Given entries:
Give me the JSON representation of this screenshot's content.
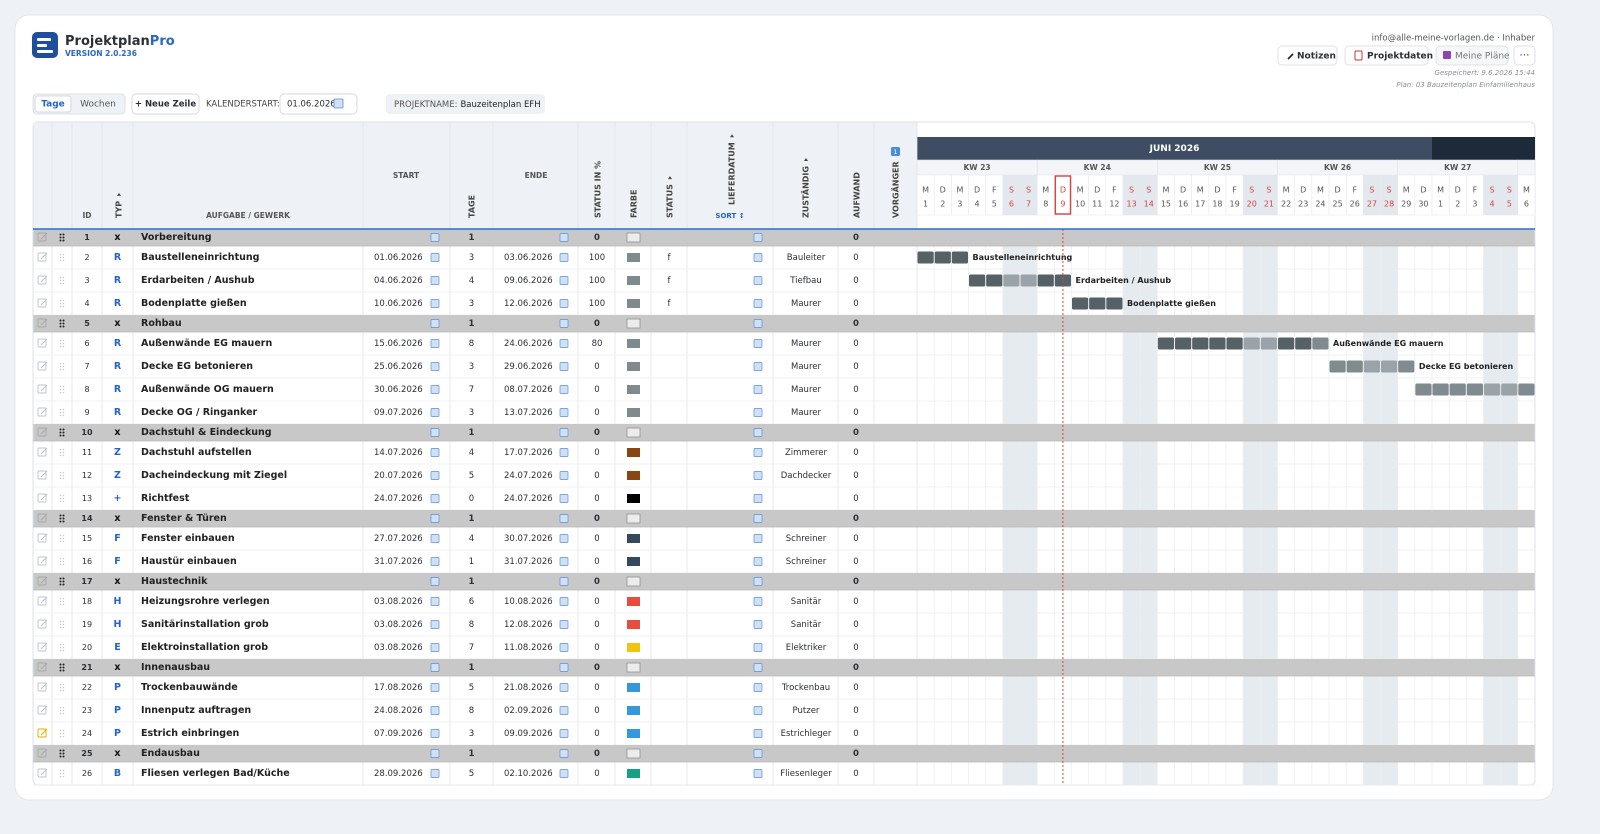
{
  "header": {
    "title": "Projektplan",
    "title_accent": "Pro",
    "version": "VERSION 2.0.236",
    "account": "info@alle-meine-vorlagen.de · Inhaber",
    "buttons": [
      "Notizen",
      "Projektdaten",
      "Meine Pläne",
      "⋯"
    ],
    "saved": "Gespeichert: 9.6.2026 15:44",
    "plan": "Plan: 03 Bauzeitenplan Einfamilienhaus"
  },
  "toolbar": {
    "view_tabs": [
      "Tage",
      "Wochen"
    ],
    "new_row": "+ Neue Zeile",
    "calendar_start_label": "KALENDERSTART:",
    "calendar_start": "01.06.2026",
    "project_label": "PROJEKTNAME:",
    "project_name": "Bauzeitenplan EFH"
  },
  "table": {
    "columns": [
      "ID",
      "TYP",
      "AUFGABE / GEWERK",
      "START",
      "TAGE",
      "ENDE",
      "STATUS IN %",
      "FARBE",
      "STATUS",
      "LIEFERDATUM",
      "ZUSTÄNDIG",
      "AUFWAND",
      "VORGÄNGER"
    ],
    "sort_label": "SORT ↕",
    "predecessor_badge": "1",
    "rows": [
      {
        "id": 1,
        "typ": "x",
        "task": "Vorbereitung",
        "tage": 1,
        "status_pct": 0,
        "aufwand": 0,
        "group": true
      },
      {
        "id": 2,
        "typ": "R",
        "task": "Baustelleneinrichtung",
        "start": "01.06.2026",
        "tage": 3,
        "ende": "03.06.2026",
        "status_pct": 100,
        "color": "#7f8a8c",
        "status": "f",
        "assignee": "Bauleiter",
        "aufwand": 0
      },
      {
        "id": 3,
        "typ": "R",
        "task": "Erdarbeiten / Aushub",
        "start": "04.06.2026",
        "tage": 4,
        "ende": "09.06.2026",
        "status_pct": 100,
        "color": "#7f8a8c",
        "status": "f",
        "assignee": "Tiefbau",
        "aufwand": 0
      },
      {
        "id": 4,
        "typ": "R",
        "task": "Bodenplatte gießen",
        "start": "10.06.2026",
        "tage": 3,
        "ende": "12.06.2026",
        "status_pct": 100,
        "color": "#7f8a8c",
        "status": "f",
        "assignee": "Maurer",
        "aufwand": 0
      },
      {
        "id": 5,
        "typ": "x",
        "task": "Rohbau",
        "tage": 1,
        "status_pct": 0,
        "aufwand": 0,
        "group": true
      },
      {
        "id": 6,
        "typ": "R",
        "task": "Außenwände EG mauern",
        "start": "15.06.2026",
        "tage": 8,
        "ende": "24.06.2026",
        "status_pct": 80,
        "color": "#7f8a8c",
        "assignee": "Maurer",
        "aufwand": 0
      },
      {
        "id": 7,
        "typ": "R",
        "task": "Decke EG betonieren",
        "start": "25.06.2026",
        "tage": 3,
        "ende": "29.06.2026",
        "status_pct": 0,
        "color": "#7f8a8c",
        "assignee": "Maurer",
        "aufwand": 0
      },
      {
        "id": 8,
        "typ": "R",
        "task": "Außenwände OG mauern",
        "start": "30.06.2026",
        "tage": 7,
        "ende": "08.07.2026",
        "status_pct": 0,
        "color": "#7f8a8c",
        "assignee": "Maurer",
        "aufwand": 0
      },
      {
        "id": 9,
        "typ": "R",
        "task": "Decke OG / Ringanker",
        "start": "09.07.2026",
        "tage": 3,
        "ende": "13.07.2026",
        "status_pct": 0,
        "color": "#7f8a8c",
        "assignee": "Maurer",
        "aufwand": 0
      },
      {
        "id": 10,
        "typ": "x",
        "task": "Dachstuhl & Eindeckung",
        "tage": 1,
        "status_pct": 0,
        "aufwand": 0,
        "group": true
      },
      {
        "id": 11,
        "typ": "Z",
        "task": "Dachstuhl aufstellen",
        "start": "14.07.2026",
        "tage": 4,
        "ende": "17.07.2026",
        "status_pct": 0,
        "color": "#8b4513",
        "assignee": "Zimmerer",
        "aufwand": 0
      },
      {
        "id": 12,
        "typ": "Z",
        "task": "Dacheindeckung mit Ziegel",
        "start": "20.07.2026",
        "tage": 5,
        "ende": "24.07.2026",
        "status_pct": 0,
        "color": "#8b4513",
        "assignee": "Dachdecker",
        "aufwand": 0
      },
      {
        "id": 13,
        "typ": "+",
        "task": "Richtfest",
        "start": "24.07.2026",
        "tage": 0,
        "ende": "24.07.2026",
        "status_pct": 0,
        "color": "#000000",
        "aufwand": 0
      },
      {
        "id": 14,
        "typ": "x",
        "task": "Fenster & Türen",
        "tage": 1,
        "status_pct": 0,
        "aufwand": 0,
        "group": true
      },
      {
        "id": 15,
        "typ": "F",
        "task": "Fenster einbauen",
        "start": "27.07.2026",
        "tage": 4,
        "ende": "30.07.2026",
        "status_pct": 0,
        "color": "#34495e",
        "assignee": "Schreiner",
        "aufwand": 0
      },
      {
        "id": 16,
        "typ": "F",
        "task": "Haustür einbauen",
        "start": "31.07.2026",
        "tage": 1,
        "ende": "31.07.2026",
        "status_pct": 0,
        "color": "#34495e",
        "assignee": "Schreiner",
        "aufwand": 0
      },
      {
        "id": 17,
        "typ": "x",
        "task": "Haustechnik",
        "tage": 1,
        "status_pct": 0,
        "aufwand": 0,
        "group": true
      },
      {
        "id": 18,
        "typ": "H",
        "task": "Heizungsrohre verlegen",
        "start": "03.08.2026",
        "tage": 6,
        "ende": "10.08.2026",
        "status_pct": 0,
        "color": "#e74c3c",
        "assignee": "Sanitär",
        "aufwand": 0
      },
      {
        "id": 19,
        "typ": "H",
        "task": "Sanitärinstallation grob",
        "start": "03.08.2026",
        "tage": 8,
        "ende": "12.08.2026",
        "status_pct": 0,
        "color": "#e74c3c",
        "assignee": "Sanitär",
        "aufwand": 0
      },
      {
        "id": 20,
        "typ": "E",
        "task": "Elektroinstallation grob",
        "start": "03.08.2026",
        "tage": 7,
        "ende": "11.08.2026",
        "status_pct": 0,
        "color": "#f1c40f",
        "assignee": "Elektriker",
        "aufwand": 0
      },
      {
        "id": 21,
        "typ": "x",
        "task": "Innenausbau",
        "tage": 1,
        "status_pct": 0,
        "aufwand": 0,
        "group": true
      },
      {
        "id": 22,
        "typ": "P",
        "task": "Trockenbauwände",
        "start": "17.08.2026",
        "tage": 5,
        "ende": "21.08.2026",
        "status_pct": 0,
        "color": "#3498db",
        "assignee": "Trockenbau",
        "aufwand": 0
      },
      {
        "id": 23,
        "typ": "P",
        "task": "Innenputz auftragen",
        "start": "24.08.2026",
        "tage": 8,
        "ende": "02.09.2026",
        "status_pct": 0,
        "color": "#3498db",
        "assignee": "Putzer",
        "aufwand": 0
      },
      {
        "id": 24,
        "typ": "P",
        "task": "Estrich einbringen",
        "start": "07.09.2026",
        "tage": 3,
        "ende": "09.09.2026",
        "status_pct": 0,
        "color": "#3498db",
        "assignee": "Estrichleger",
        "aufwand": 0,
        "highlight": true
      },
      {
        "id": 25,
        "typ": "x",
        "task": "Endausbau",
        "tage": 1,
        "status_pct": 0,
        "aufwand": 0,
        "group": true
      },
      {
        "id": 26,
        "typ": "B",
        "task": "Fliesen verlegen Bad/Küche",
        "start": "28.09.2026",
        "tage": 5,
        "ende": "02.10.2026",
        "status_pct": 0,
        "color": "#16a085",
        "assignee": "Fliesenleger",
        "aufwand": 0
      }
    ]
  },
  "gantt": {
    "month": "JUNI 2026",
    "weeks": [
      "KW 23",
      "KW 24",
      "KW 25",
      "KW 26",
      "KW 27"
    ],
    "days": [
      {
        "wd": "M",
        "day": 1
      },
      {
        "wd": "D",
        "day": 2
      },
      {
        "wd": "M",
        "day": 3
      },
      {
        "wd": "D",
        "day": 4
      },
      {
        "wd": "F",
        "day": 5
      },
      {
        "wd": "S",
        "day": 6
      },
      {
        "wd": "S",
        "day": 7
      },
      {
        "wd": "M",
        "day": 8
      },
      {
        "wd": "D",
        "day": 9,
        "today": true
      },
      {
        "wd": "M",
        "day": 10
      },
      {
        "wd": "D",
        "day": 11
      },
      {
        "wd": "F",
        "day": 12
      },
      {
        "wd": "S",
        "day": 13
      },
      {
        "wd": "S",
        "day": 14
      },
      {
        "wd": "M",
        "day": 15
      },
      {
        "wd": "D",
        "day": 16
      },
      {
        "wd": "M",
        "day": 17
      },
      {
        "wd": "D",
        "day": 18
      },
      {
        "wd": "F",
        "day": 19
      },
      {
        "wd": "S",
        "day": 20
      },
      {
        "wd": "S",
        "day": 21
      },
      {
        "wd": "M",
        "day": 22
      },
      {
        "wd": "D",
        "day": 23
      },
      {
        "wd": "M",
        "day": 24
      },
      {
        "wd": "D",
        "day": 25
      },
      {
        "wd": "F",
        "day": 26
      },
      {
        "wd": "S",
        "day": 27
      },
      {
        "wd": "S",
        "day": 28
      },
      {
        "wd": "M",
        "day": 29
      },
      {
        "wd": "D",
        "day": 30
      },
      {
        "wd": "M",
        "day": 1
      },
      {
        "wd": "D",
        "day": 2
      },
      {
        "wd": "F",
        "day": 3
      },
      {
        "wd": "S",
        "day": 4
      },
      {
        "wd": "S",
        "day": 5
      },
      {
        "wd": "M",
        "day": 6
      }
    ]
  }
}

==

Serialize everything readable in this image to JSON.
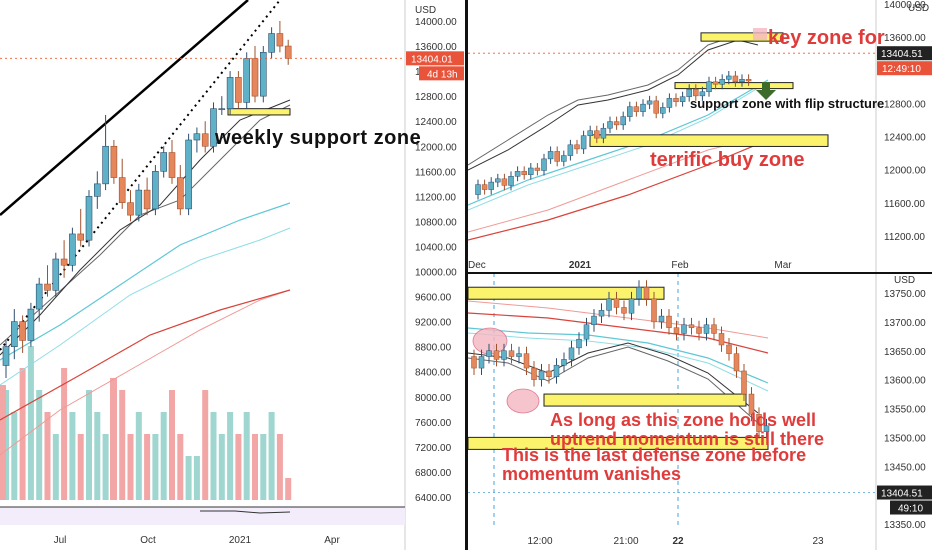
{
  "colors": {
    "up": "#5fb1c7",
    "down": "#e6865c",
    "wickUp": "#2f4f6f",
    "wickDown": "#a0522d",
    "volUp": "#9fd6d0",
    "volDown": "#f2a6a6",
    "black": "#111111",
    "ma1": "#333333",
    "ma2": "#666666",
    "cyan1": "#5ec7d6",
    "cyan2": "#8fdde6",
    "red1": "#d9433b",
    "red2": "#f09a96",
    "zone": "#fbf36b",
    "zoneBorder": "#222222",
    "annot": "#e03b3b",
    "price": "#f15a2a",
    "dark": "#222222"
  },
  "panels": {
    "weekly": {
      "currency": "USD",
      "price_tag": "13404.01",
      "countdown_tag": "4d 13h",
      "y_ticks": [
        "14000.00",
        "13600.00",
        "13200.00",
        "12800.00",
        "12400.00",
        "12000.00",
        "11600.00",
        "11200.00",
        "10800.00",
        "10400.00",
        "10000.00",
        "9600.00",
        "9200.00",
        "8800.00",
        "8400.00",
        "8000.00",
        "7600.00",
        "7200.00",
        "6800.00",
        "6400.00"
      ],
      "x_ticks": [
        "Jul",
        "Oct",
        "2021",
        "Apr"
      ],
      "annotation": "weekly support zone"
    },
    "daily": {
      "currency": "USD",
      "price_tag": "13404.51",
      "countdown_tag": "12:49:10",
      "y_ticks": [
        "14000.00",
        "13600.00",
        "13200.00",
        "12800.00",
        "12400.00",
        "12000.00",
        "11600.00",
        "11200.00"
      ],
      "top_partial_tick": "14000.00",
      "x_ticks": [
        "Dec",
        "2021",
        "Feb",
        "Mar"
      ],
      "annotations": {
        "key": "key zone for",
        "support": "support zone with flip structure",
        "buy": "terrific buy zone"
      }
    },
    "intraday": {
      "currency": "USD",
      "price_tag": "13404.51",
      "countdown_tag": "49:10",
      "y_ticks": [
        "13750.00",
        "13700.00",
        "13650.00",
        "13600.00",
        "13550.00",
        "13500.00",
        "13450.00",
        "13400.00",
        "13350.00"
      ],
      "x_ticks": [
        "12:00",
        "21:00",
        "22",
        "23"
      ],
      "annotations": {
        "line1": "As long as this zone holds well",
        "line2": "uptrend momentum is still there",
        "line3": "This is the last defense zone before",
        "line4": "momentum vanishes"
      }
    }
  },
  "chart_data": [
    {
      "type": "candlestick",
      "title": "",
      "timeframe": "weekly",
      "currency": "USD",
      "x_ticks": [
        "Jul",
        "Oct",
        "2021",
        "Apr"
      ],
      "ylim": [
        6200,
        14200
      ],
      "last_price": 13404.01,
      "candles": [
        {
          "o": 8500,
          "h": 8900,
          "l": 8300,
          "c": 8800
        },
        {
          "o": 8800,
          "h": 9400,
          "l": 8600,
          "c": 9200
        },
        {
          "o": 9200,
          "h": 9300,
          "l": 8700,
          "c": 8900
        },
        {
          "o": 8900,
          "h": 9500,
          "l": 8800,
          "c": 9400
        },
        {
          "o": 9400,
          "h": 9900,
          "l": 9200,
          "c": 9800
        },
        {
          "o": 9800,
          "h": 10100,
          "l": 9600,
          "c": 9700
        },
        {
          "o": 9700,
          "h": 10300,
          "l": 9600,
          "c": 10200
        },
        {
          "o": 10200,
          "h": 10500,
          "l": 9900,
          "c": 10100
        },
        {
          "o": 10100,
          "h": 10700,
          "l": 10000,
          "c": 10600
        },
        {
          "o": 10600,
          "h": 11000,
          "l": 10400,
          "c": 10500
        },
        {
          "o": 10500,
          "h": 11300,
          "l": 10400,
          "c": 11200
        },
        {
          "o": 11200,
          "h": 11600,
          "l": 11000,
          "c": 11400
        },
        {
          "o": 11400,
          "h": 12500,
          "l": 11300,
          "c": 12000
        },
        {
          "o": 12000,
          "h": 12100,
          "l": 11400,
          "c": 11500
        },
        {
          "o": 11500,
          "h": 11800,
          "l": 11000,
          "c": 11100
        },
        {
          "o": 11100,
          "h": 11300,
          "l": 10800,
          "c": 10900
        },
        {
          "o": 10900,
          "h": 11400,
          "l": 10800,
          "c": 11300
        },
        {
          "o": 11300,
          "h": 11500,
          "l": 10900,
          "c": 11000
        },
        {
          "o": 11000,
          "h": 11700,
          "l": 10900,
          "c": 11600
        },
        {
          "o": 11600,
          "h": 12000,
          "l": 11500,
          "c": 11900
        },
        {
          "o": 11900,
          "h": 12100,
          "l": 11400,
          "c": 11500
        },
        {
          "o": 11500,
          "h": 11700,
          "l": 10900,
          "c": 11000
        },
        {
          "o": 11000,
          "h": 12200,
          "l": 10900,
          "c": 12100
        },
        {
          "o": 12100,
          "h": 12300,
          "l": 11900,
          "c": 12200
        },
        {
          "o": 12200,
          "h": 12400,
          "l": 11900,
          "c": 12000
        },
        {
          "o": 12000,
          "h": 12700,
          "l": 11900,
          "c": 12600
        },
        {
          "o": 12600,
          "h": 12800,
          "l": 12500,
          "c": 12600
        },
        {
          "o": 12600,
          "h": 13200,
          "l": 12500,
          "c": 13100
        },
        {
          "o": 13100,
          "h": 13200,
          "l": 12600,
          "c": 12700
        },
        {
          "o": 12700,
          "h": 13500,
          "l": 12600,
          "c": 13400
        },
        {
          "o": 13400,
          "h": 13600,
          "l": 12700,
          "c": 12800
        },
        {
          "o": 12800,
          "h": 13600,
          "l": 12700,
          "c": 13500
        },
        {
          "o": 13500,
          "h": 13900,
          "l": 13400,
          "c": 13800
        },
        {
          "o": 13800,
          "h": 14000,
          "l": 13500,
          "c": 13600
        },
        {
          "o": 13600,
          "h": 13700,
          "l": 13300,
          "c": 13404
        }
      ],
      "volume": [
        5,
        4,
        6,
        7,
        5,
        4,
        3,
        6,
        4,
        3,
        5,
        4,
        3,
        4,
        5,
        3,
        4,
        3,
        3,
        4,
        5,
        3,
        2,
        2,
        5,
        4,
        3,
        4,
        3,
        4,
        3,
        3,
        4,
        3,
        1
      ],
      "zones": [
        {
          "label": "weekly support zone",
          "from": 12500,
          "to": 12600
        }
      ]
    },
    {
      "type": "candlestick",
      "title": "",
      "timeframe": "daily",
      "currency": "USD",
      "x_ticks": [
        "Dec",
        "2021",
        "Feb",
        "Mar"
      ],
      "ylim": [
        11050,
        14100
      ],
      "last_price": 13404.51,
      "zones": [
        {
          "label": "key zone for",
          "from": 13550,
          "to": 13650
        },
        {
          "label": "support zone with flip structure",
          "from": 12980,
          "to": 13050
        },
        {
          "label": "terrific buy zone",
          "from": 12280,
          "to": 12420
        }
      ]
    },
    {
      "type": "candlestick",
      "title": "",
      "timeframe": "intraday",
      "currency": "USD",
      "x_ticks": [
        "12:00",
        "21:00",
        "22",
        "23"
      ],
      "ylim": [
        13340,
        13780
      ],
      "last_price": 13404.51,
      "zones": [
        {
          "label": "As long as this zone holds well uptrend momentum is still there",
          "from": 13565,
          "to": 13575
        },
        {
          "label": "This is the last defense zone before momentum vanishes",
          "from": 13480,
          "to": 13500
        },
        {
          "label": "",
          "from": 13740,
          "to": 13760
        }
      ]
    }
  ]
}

To be done: Scan the material and collect every line that contains "long".

Answer to the task:
        "line1": "As long as this zone holds well",
          "label": "As long as this zone holds well uptrend momentum is still there",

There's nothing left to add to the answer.